■ Do this
Work out how many lines contain "label". Reply with the count alone.
-------- Data to process
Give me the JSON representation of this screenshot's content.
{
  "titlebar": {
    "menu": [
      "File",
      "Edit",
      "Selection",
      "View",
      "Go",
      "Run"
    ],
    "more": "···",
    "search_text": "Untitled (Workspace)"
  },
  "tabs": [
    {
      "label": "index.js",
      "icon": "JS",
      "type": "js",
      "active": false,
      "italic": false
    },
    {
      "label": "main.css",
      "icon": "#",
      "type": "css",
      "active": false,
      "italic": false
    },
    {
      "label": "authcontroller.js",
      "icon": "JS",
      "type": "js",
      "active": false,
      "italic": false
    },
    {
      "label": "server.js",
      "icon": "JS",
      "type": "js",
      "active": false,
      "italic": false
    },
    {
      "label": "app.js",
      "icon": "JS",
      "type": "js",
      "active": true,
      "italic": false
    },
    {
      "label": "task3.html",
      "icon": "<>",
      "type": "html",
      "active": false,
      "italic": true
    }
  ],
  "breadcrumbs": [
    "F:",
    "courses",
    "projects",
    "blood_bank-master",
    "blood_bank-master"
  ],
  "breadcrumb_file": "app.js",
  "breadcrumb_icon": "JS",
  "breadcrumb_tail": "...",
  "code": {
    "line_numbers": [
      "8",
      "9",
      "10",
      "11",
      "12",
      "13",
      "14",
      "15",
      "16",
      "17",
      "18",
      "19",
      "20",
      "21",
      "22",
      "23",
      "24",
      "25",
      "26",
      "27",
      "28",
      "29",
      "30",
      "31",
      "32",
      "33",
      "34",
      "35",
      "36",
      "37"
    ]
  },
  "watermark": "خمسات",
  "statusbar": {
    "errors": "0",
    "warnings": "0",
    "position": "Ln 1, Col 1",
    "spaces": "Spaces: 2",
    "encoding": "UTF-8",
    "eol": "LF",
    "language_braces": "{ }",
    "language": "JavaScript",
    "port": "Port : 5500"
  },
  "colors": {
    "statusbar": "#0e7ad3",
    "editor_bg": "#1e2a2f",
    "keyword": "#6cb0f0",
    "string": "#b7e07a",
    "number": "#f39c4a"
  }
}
----------------
■ Expected answer
6